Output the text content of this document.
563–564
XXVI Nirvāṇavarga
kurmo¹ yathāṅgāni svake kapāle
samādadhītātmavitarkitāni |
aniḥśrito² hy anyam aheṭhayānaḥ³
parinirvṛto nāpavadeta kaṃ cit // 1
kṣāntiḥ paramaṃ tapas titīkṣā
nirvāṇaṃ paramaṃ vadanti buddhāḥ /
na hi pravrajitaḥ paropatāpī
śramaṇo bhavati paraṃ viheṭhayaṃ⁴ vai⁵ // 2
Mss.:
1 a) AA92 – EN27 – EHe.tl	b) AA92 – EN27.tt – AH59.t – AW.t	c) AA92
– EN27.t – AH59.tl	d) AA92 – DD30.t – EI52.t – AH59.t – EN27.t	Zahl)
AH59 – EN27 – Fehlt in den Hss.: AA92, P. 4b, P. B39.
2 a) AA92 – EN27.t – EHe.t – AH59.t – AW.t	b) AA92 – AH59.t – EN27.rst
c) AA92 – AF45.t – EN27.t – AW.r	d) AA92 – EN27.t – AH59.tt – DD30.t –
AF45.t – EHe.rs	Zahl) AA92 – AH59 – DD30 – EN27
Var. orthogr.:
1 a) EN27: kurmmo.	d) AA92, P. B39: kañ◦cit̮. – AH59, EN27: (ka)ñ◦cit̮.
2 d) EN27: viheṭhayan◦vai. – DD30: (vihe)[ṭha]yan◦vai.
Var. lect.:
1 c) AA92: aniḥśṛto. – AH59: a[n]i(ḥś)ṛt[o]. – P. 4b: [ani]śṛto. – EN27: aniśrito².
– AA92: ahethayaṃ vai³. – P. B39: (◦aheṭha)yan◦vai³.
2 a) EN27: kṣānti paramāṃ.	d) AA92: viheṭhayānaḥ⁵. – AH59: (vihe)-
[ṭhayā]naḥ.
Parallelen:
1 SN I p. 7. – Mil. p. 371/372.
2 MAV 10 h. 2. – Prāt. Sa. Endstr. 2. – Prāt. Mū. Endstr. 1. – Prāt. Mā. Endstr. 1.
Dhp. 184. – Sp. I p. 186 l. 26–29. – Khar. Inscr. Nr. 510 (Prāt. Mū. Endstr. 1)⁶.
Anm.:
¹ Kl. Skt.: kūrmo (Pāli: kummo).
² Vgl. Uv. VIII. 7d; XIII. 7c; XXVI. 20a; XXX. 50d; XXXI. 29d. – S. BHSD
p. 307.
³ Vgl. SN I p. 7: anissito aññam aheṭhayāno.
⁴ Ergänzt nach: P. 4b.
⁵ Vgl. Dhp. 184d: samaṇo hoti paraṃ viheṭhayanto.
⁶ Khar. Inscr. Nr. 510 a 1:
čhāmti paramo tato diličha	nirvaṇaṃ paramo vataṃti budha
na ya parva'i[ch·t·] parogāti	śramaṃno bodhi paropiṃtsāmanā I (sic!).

■ **Set exercise**:
List all lines above in which the string "Khar" appears.

■ **Result below**:
Dhp. 184. – Sp. I p. 186 l. 26–29. – Khar. Inscr. Nr. 510 (Prāt. Mū. Endstr. 1)⁶.
⁶ Khar. Inscr. Nr. 510 a 1:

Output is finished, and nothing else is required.